To do — Scan the entries below. List each line with "detail".

___

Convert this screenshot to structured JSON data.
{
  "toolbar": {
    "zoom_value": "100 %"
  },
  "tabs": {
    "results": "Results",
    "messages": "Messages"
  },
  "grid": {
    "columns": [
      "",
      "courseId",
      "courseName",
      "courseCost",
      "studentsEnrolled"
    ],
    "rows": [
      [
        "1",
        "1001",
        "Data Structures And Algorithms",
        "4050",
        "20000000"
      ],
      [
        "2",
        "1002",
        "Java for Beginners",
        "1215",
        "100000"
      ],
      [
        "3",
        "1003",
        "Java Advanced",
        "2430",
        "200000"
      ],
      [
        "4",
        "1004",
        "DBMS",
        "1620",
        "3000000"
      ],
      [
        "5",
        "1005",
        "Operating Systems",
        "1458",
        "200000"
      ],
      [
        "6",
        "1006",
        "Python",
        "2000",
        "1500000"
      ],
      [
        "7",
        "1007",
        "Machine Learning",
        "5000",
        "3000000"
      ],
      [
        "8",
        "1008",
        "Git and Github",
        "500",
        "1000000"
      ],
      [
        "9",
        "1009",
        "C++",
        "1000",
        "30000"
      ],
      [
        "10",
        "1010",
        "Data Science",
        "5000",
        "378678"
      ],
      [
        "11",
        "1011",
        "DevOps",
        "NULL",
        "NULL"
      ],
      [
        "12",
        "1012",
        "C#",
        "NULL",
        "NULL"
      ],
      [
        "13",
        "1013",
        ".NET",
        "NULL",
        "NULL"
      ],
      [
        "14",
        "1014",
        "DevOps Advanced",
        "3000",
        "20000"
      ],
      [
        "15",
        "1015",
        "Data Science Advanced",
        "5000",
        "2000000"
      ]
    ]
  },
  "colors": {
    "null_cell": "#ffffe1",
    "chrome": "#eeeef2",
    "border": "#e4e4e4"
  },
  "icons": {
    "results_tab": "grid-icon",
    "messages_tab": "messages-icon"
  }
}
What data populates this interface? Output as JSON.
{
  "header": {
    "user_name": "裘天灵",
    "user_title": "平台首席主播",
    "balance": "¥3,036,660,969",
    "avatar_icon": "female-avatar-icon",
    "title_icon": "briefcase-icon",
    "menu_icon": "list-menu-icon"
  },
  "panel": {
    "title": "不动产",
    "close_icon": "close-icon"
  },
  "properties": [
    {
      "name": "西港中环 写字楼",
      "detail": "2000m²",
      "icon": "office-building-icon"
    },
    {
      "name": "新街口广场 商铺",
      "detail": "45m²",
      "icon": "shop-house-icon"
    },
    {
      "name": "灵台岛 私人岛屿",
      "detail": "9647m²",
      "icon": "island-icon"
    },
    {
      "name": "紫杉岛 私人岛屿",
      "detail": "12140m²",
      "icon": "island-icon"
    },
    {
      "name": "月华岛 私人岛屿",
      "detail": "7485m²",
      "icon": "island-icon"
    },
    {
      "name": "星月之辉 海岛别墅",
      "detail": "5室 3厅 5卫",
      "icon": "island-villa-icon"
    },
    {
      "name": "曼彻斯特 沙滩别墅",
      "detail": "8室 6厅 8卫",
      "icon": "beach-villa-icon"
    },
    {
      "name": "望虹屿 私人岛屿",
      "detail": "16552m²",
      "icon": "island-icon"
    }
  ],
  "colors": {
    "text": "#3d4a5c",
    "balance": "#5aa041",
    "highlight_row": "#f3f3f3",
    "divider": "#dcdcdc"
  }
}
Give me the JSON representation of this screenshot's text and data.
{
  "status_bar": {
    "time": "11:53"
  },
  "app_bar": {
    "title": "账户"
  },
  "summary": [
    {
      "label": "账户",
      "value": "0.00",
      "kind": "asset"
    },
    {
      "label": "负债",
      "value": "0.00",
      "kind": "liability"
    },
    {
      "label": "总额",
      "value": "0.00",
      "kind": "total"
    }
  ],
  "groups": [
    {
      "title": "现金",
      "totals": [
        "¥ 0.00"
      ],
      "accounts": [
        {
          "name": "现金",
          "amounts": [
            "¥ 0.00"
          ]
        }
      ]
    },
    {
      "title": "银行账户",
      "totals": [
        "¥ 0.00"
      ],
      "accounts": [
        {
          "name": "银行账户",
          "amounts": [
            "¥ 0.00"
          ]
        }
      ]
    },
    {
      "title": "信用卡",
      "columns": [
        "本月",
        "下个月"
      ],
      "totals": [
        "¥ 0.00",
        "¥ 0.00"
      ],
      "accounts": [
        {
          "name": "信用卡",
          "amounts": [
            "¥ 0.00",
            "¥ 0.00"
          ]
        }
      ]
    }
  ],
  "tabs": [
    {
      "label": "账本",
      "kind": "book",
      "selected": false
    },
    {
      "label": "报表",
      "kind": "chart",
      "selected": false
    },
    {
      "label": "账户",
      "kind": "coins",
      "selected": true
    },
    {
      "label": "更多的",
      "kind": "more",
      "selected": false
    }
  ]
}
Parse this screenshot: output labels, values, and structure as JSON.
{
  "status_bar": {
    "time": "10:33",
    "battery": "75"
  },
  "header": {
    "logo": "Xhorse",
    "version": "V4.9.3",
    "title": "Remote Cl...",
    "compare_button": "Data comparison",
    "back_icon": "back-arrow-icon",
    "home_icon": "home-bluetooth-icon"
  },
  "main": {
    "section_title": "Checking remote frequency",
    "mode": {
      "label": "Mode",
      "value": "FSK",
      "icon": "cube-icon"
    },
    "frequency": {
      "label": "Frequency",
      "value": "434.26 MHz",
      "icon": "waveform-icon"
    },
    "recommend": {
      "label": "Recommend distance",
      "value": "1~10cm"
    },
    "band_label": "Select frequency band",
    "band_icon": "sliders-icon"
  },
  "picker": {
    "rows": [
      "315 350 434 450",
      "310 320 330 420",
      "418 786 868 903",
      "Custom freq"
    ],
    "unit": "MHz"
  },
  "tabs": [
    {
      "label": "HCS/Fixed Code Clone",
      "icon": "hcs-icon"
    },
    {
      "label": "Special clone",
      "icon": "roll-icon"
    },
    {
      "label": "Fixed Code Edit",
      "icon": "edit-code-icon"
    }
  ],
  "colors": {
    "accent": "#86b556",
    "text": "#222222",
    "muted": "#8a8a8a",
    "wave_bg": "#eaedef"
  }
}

___

Written response —
      "detail": "2000m²",
      "detail": "45m²",
      "detail": "9647m²",
      "detail": "12140m²",
      "detail": "7485m²",
      "detail": "5室 3厅 5卫",
      "detail": "8室 6厅 8卫",
      "detail": "16552m²",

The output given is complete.